Records about charts and figures:
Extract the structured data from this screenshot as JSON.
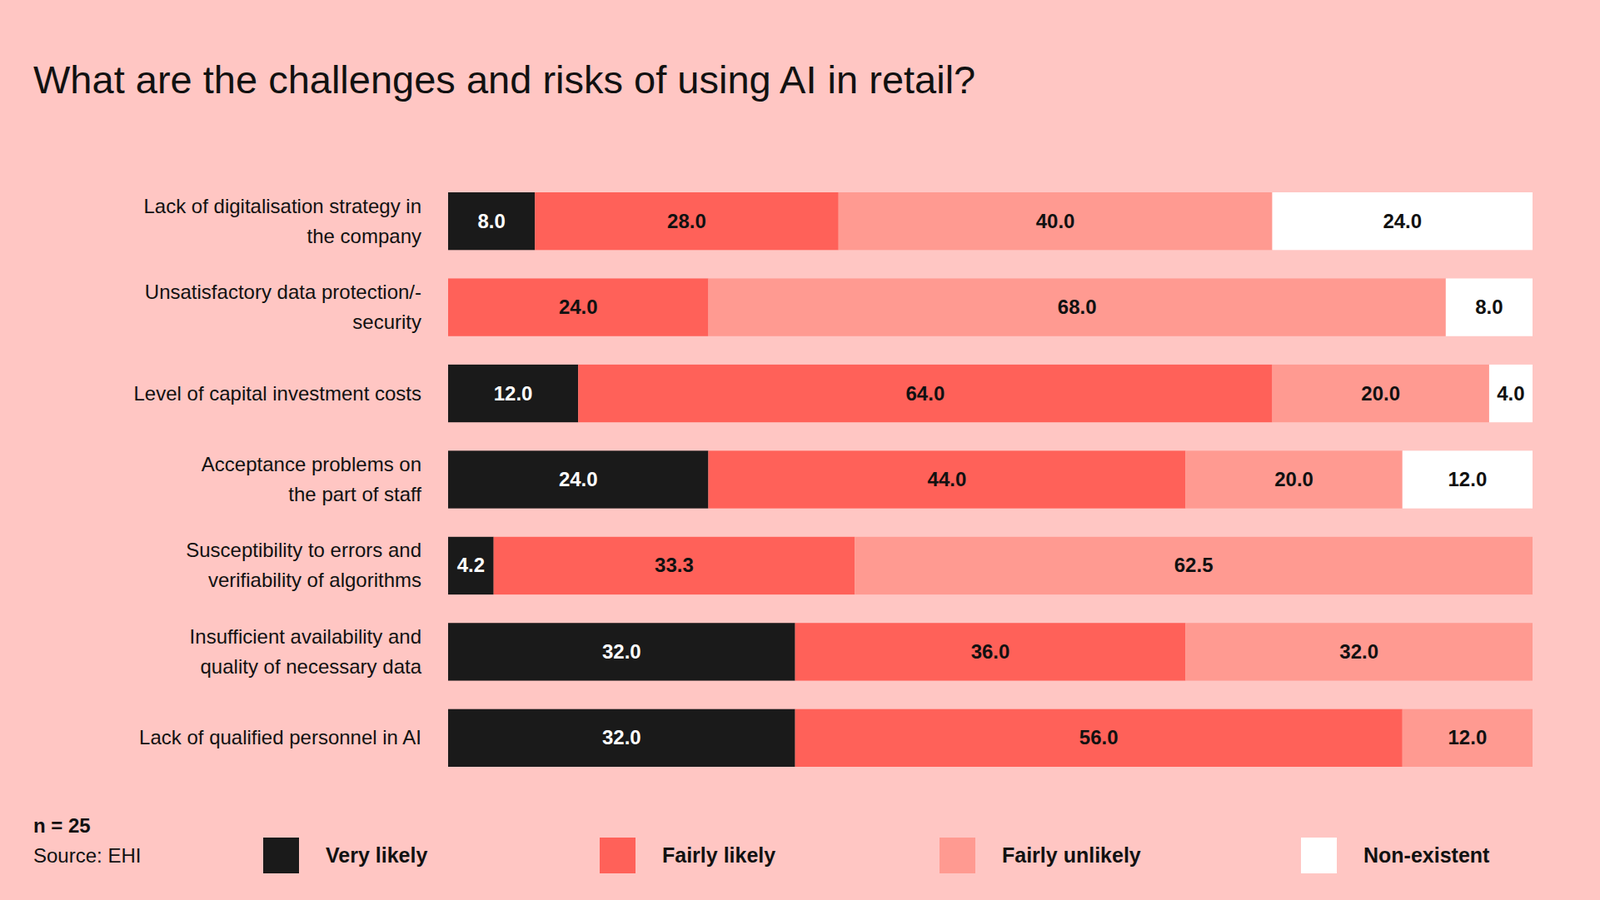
{
  "chart_data": {
    "type": "bar",
    "orientation": "horizontal",
    "stacked": true,
    "data_labels": true,
    "tick_labels": "y",
    "legend": "bottom",
    "title": "What are the challenges and risks of using AI in retail?",
    "annotations": [
      "n = 25",
      "Source: EHI"
    ],
    "xlim": [
      0,
      100
    ],
    "categories": [
      "Lack of digitalisation strategy in\nthe company",
      "Unsatisfactory data protection/-\nsecurity",
      "Level of capital investment costs",
      "Acceptance problems on\nthe part of staff",
      "Susceptibility to errors and\nverifiability of algorithms",
      "Insufficient availability and\nquality of necessary data",
      "Lack of qualified personnel in AI"
    ],
    "series": [
      {
        "name": "Very likely",
        "color": "#1a1a1a",
        "values": [
          8.0,
          null,
          12.0,
          24.0,
          4.2,
          32.0,
          32.0
        ],
        "value_labels": [
          "8.0",
          null,
          "12.0",
          "24.0",
          "4.2",
          "32.0",
          "32.0"
        ]
      },
      {
        "name": "Fairly likely",
        "color": "#ff6159",
        "values": [
          28.0,
          24.0,
          64.0,
          44.0,
          33.3,
          36.0,
          56.0
        ],
        "value_labels": [
          "28.0",
          "24.0",
          "64.0",
          "44.0",
          "33.3",
          "36.0",
          "56.0"
        ]
      },
      {
        "name": "Fairly unlikely",
        "color": "#ff9a91",
        "values": [
          40.0,
          68.0,
          20.0,
          20.0,
          62.5,
          32.0,
          12.0
        ],
        "value_labels": [
          "40.0",
          "68.0",
          "20.0",
          "20.0",
          "62.5",
          "32.0",
          "12.0"
        ]
      },
      {
        "name": "Non-existent",
        "color": "#ffffff",
        "values": [
          24.0,
          8.0,
          4.0,
          12.0,
          null,
          null,
          null
        ],
        "value_labels": [
          "24.0",
          "8.0",
          "4.0",
          "12.0",
          null,
          null,
          null
        ]
      }
    ]
  }
}
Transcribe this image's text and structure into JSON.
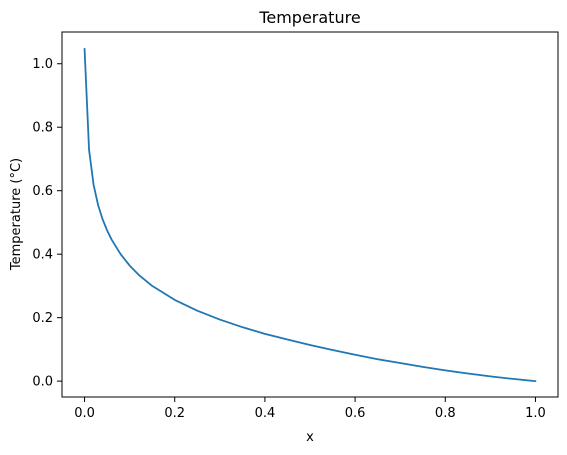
{
  "chart_data": {
    "type": "line",
    "title": "Temperature",
    "xlabel": "x",
    "ylabel": "Temperature (°C)",
    "xlim": [
      -0.05,
      1.05
    ],
    "ylim": [
      -0.05,
      1.1
    ],
    "xticks": [
      0.0,
      0.2,
      0.4,
      0.6,
      0.8,
      1.0
    ],
    "xtick_labels": [
      "0.0",
      "0.2",
      "0.4",
      "0.6",
      "0.8",
      "1.0"
    ],
    "yticks": [
      0.0,
      0.2,
      0.4,
      0.6,
      0.8,
      1.0
    ],
    "ytick_labels": [
      "0.0",
      "0.2",
      "0.4",
      "0.6",
      "0.8",
      "1.0"
    ],
    "grid": false,
    "legend": false,
    "series": [
      {
        "color": "#1f77b4",
        "x": [
          0.0,
          0.01,
          0.02,
          0.03,
          0.04,
          0.05,
          0.06,
          0.08,
          0.1,
          0.12,
          0.15,
          0.2,
          0.25,
          0.3,
          0.35,
          0.4,
          0.45,
          0.5,
          0.55,
          0.6,
          0.65,
          0.7,
          0.75,
          0.8,
          0.85,
          0.9,
          0.95,
          1.0
        ],
        "y": [
          1.047,
          0.729,
          0.619,
          0.555,
          0.51,
          0.475,
          0.446,
          0.4,
          0.364,
          0.335,
          0.3,
          0.256,
          0.222,
          0.194,
          0.17,
          0.149,
          0.131,
          0.114,
          0.098,
          0.083,
          0.069,
          0.057,
          0.045,
          0.034,
          0.024,
          0.015,
          0.007,
          0.0
        ]
      }
    ]
  }
}
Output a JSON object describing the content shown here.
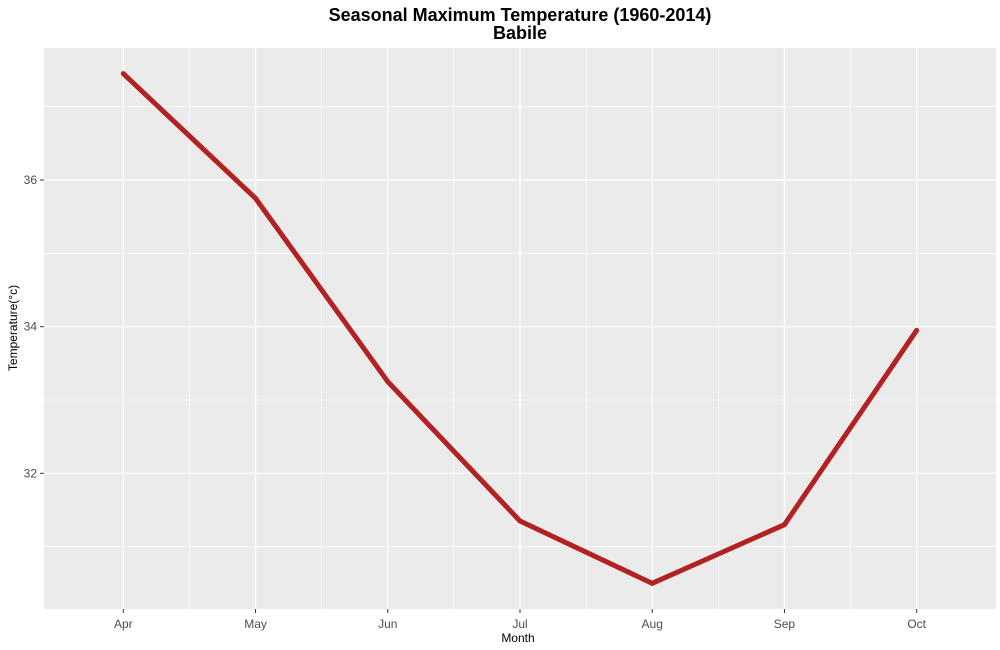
{
  "chart_data": {
    "type": "line",
    "title": "Seasonal Maximum Temperature (1960-2014)",
    "subtitle": "Babile",
    "xlabel": "Month",
    "ylabel": "Temperature(°c)",
    "categories": [
      "Apr",
      "May",
      "Jun",
      "Jul",
      "Aug",
      "Sep",
      "Oct"
    ],
    "values": [
      37.45,
      35.75,
      33.25,
      31.35,
      30.5,
      31.3,
      33.95
    ],
    "y_ticks": [
      32,
      34,
      36
    ],
    "y_tick_labels": [
      "32",
      "34",
      "36"
    ],
    "ylim": [
      30.15,
      37.8
    ],
    "grid": true,
    "line_color": "#b22222",
    "panel_color": "#ebebeb",
    "grid_color": "#ffffff"
  }
}
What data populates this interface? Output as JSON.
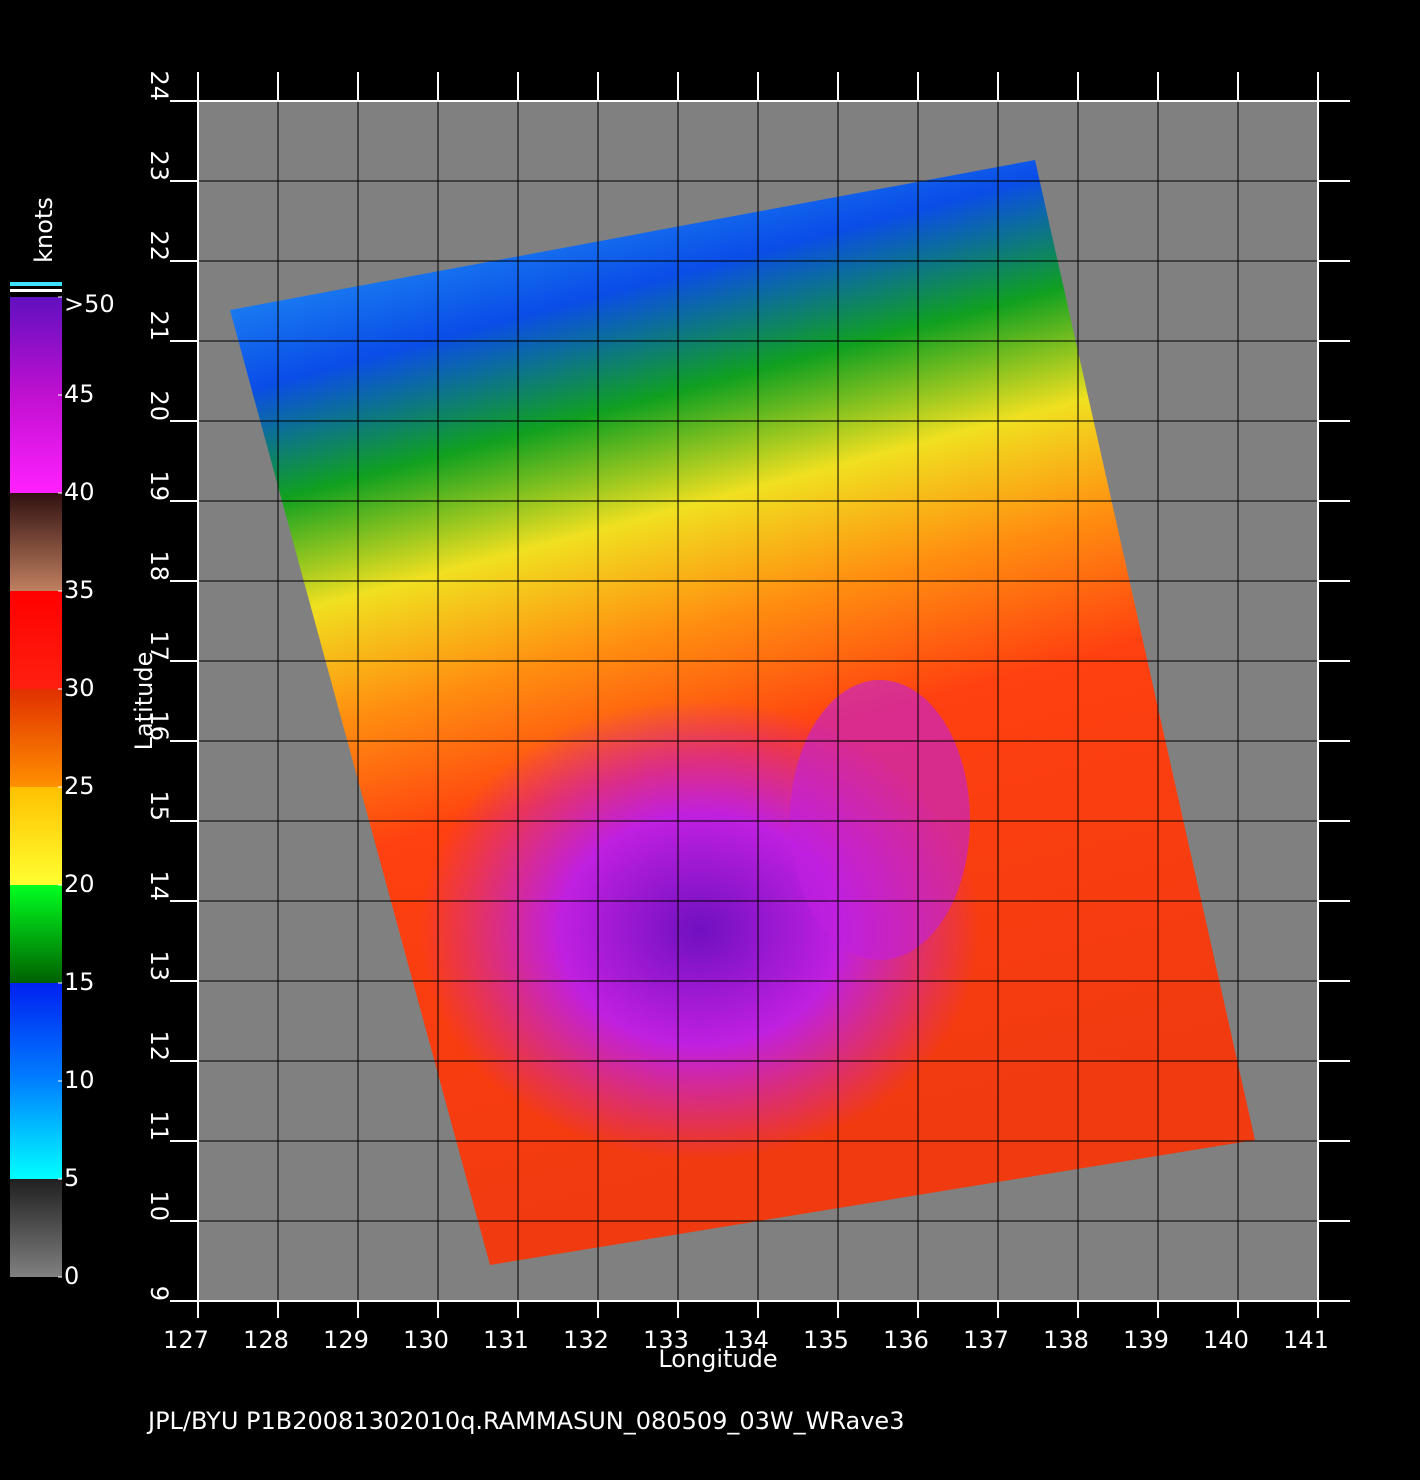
{
  "map": {
    "xaxis": {
      "label": "Longitude",
      "lim": [
        127,
        141
      ],
      "ticks": [
        127,
        128,
        129,
        130,
        131,
        132,
        133,
        134,
        135,
        136,
        137,
        138,
        139,
        140,
        141
      ]
    },
    "yaxis": {
      "label": "Latitude",
      "lim": [
        9,
        24
      ],
      "ticks": [
        9,
        10,
        11,
        12,
        13,
        14,
        15,
        16,
        17,
        18,
        19,
        20,
        21,
        22,
        23,
        24
      ]
    },
    "colorbar": {
      "title": "knots",
      "lim": [
        0,
        50
      ],
      "ticks": [
        0,
        5,
        10,
        15,
        20,
        25,
        30,
        35,
        40,
        45,
        {
          "value": 50,
          "label": ">50"
        }
      ]
    },
    "footer": "JPL/BYU  P1B20081302010q.RAMMASUN_080509_03W_WRave3"
  }
}
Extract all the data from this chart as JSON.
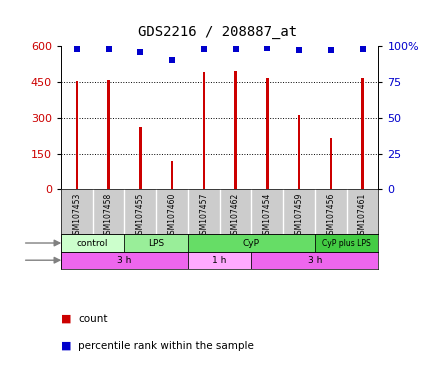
{
  "title": "GDS2216 / 208887_at",
  "samples": [
    "GSM107453",
    "GSM107458",
    "GSM107455",
    "GSM107460",
    "GSM107457",
    "GSM107462",
    "GSM107454",
    "GSM107459",
    "GSM107456",
    "GSM107461"
  ],
  "counts": [
    453,
    460,
    260,
    120,
    490,
    495,
    468,
    310,
    215,
    465
  ],
  "percentile_ranks": [
    98,
    98,
    96,
    90,
    98,
    98,
    99,
    97,
    97,
    98
  ],
  "ylim_left": [
    0,
    600
  ],
  "ylim_right": [
    0,
    100
  ],
  "yticks_left": [
    0,
    150,
    300,
    450,
    600
  ],
  "yticks_right": [
    0,
    25,
    50,
    75,
    100
  ],
  "bar_color": "#cc0000",
  "dot_color": "#0000cc",
  "agent_groups": [
    {
      "label": "control",
      "start": 0,
      "end": 2,
      "color": "#ccffcc"
    },
    {
      "label": "LPS",
      "start": 2,
      "end": 4,
      "color": "#99ee99"
    },
    {
      "label": "CyP",
      "start": 4,
      "end": 8,
      "color": "#66dd66"
    },
    {
      "label": "CyP plus LPS",
      "start": 8,
      "end": 10,
      "color": "#44cc44"
    }
  ],
  "time_groups": [
    {
      "label": "3 h",
      "start": 0,
      "end": 4,
      "color": "#ee66ee"
    },
    {
      "label": "1 h",
      "start": 4,
      "end": 6,
      "color": "#ffaaff"
    },
    {
      "label": "3 h",
      "start": 6,
      "end": 10,
      "color": "#ee66ee"
    }
  ],
  "legend_count_label": "count",
  "legend_pct_label": "percentile rank within the sample",
  "background_color": "#ffffff",
  "bar_width": 0.08,
  "sample_bg_color": "#cccccc",
  "sample_divider_color": "#ffffff"
}
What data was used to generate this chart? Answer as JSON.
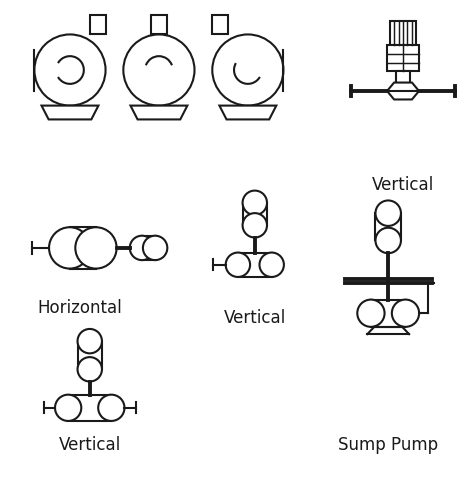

What you have to do:
Which lines contain "ffffff"? Show each of them.

Solution below:
        "color": "#ffffff",
    "grid_color": "#ffffff"
  "background_color": "#ffffff",
  "sample_divider_color": "#ffffff"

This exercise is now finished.